== Short exercise ==
Reproduce each line exactly, including spacing and punctuation.

== Records ==
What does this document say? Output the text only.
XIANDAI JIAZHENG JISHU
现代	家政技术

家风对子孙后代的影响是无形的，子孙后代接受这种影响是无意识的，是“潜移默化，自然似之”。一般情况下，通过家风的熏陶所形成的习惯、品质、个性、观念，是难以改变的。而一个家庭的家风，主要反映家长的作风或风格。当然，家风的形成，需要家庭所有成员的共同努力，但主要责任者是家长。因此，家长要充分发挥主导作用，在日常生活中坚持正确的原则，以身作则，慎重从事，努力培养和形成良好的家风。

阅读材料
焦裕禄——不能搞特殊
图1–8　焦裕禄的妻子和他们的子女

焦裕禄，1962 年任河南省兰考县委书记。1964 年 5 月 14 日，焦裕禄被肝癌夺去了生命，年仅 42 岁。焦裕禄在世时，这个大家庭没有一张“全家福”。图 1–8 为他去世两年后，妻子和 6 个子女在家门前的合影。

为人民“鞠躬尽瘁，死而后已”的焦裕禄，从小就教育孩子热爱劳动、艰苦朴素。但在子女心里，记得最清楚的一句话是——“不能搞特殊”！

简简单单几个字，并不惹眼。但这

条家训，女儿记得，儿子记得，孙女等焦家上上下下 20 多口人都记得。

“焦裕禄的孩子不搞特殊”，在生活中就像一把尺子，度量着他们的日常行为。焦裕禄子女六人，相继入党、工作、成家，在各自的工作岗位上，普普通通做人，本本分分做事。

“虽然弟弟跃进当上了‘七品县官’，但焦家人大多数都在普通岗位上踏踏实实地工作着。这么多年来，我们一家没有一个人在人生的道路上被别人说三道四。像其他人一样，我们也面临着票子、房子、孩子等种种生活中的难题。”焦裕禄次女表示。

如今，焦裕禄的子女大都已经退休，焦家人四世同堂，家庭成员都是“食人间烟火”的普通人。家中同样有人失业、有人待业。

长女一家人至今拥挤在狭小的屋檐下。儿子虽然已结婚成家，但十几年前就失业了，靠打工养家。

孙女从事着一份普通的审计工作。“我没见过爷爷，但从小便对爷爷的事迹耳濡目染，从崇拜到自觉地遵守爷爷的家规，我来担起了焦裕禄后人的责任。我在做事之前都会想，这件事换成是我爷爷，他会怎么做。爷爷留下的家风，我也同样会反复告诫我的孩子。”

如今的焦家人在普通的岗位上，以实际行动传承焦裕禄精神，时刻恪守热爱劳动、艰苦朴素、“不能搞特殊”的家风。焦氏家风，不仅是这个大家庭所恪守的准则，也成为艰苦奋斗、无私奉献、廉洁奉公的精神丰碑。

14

== Response ==
What does this document say? Output the text only.
XIANDAI JIAZHENG JISHU
现代	家政技术

家风对子孙后代的影响是无形的，子孙后代接受这种影响是无意识的，是“潜移默化，自然似之”。一般情况下，通过家风的熏陶所形成的习惯、品质、个性、观念，是难以改变的。而一个家庭的家风，主要反映家长的作风或风格。当然，家风的形成，需要家庭所有成员的共同努力，但主要责任者是家长。因此，家长要充分发挥主导作用，在日常生活中坚持正确的原则，以身作则，慎重从事，努力培养和形成良好的家风。

阅读材料
焦裕禄——不能搞特殊
图1–8　焦裕禄的妻子和他们的子女

焦裕禄，1962 年任河南省兰考县委书记。1964 年 5 月 14 日，焦裕禄被肝癌夺去了生命，年仅 42 岁。焦裕禄在世时，这个大家庭没有一张“全家福”。图 1–8 为他去世两年后，妻子和 6 个子女在家门前的合影。

为人民“鞠躬尽瘁，死而后已”的焦裕禄，从小就教育孩子热爱劳动、艰苦朴素。但在子女心里，记得最清楚的一句话是——“不能搞特殊”！

简简单单几个字，并不惹眼。但这

条家训，女儿记得，儿子记得，孙女等焦家上上下下 20 多口人都记得。

“焦裕禄的孩子不搞特殊”，在生活中就像一把尺子，度量着他们的日常行为。焦裕禄子女六人，相继入党、工作、成家，在各自的工作岗位上，普普通通做人，本本分分做事。

“虽然弟弟跃进当上了‘七品县官’，但焦家人大多数都在普通岗位上踏踏实实地工作着。这么多年来，我们一家没有一个人在人生的道路上被别人说三道四。像其他人一样，我们也面临着票子、房子、孩子等种种生活中的难题。”焦裕禄次女表示。

如今，焦裕禄的子女大都已经退休，焦家人四世同堂，家庭成员都是“食人间烟火”的普通人。家中同样有人失业、有人待业。

长女一家人至今拥挤在狭小的屋檐下。儿子虽然已结婚成家，但十几年前就失业了，靠打工养家。

孙女从事着一份普通的审计工作。“我没见过爷爷，但从小便对爷爷的事迹耳濡目染，从崇拜到自觉地遵守爷爷的家规，我来担起了焦裕禄后人的责任。我在做事之前都会想，这件事换成是我爷爷，他会怎么做。爷爷留下的家风，我也同样会反复告诫我的孩子。”

如今的焦家人在普通的岗位上，以实际行动传承焦裕禄精神，时刻恪守热爱劳动、艰苦朴素、“不能搞特殊”的家风。焦氏家风，不仅是这个大家庭所恪守的准则，也成为艰苦奋斗、无私奉献、廉洁奉公的精神丰碑。

14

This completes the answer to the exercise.